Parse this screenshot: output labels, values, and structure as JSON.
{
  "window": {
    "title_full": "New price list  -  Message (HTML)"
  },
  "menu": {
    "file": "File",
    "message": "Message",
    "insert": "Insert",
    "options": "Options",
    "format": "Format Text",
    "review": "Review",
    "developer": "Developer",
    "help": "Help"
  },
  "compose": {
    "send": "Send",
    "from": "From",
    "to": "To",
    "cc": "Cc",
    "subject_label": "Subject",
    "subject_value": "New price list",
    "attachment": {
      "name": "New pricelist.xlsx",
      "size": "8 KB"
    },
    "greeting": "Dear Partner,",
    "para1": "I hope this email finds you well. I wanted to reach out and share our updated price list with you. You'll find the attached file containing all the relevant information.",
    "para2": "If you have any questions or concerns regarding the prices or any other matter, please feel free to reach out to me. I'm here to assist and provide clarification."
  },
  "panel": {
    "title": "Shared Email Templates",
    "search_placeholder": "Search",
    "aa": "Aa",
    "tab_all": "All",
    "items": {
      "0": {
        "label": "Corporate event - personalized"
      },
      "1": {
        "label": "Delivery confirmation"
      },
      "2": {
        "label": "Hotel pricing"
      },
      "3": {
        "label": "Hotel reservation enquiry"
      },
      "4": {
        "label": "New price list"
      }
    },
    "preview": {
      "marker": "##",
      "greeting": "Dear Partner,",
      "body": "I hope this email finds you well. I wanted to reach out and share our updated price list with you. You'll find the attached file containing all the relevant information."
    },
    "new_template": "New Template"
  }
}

WHAT THE TASK ASKS> Go through the entries and repeat each one exactly.

ANSWER TO THIS TASK>
Parse this screenshot: output labels, values, and structure as JSON.
{
  "window": {
    "title_full": "New price list  -  Message (HTML)"
  },
  "menu": {
    "file": "File",
    "message": "Message",
    "insert": "Insert",
    "options": "Options",
    "format": "Format Text",
    "review": "Review",
    "developer": "Developer",
    "help": "Help"
  },
  "compose": {
    "send": "Send",
    "from": "From",
    "to": "To",
    "cc": "Cc",
    "subject_label": "Subject",
    "subject_value": "New price list",
    "attachment": {
      "name": "New pricelist.xlsx",
      "size": "8 KB"
    },
    "greeting": "Dear Partner,",
    "para1": "I hope this email finds you well. I wanted to reach out and share our updated price list with you. You'll find the attached file containing all the relevant information.",
    "para2": "If you have any questions or concerns regarding the prices or any other matter, please feel free to reach out to me. I'm here to assist and provide clarification."
  },
  "panel": {
    "title": "Shared Email Templates",
    "search_placeholder": "Search",
    "aa": "Aa",
    "tab_all": "All",
    "items": {
      "0": {
        "label": "Corporate event - personalized"
      },
      "1": {
        "label": "Delivery confirmation"
      },
      "2": {
        "label": "Hotel pricing"
      },
      "3": {
        "label": "Hotel reservation enquiry"
      },
      "4": {
        "label": "New price list"
      }
    },
    "preview": {
      "marker": "##",
      "greeting": "Dear Partner,",
      "body": "I hope this email finds you well. I wanted to reach out and share our updated price list with you. You'll find the attached file containing all the relevant information."
    },
    "new_template": "New Template"
  }
}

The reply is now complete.